**WORK TO DO**: In the bech32 checksum discussion below, translate this sentence into German: "In this case, there is no need to even implicitly include the length in the checksum algorithm."

**TEXT TO READ**:
>>

Good morning all,
It seems to me that adding the length for checksumming purposes need not require the length to be *actually* added in the address format.
Indeed!
This has the following properties:
* The bech32 address format is retained, and no explicit length is added.
* There are now two checksum formats: one with just the witness program, the other which validates with the witness program length.
* Readers that do not understand the new checksum format will simply reject them without mis-sending to the wrong witness program.
That's very close to what I was suggesting: create an improved bech32 algorithm and use that for future addresses, rather than working around the problem in the address encoding while keeping the existing bech32 checksum. Sorry if that wasn't clear from my previous email.
In this case, there is no need to even implicitly include the length in the checksum algorithm. Replacing the "xor 1" at the end of the algorithm to "xor (2^30 - 1)" would reduce the occurrence of this weakness from 1/32 to 1/2^30, and have no downsides otherwise. I'd like to do some analysis to ascertain it actually will catch any other kind of insertion/deletion errors with high probability as well before actually proposing it, though.

<<

[Bounding box annotations]
>>

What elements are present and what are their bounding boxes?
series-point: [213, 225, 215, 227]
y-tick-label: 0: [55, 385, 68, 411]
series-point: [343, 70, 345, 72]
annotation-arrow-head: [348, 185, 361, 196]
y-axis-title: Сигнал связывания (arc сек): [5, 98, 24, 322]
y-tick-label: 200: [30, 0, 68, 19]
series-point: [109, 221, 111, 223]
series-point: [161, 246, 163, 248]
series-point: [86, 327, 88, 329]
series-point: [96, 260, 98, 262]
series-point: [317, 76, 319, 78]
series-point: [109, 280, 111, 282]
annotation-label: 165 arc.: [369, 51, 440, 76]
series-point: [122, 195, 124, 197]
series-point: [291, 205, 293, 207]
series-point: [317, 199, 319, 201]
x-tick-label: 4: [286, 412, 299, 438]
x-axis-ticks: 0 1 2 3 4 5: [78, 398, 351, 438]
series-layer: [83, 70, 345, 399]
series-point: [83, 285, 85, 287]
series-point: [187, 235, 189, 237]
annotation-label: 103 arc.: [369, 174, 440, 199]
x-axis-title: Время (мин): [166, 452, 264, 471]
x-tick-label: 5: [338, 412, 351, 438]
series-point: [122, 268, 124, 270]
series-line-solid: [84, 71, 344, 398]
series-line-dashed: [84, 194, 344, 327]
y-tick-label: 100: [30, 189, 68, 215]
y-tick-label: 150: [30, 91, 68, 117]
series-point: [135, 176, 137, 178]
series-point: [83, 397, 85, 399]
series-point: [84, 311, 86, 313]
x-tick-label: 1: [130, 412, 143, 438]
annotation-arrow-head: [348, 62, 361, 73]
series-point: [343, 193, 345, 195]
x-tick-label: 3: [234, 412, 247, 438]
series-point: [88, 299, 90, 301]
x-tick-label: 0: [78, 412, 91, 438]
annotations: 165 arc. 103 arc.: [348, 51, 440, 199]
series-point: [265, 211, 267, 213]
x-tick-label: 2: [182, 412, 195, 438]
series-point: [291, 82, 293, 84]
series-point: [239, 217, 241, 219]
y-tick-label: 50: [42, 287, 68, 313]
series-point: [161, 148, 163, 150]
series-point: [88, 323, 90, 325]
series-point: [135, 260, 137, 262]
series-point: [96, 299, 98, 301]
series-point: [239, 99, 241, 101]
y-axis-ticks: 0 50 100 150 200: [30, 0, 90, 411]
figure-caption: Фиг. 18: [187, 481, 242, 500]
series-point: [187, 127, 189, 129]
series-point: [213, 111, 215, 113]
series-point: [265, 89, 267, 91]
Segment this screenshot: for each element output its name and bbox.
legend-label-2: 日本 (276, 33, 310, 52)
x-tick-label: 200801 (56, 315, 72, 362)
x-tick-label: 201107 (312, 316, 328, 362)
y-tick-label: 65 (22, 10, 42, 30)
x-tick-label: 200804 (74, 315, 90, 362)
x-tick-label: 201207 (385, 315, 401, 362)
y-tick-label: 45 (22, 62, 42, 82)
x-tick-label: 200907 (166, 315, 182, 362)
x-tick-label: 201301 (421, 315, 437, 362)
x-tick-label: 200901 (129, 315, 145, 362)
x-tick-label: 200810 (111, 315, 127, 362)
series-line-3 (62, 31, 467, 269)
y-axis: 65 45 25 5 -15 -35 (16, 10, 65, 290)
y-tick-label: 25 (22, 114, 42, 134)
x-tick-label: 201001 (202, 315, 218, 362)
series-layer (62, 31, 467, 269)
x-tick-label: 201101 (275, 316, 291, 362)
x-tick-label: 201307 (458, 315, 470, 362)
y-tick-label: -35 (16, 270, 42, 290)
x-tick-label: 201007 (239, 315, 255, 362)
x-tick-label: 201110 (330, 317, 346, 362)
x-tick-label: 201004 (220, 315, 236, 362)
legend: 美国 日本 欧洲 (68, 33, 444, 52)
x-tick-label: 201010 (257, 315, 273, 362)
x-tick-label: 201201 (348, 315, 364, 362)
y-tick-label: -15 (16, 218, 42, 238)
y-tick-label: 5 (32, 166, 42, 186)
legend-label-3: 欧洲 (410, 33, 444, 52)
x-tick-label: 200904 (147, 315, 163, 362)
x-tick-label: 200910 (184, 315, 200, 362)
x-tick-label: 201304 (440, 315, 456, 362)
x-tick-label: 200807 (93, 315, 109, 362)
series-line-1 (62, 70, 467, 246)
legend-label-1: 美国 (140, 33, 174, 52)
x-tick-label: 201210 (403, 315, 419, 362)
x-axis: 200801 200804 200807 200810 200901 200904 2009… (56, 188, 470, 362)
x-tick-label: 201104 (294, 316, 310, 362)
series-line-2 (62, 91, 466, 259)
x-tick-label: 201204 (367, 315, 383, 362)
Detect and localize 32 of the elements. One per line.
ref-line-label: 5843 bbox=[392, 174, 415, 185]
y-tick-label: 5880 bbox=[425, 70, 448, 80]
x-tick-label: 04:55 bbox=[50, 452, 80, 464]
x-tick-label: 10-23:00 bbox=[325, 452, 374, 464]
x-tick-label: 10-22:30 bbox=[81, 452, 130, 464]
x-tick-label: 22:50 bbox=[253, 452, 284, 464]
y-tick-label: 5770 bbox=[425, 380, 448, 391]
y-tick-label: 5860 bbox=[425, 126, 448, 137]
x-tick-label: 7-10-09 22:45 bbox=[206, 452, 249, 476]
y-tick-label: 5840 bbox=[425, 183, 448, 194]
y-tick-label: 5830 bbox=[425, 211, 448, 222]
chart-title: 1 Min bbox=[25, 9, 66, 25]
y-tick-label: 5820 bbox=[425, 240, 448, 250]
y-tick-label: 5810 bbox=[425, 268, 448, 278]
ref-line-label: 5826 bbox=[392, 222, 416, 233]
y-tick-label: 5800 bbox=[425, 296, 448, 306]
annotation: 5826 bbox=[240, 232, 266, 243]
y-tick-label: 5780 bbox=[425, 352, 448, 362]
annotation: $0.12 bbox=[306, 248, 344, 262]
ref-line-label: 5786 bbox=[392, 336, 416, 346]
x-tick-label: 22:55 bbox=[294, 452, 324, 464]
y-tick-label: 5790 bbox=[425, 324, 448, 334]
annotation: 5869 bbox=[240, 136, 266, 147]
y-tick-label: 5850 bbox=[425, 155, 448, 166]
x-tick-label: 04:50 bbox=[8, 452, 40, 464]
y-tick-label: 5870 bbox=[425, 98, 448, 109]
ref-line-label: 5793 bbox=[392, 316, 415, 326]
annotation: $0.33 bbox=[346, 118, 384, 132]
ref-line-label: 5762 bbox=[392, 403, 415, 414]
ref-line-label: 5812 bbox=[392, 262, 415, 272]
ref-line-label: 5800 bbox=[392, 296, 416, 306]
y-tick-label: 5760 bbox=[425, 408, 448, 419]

<<

**PROBLEM SOLUTION**: In diesem Fall muss die Länge nicht einmal implizit in den Prüfsummenalgorithmus einbezogen werden.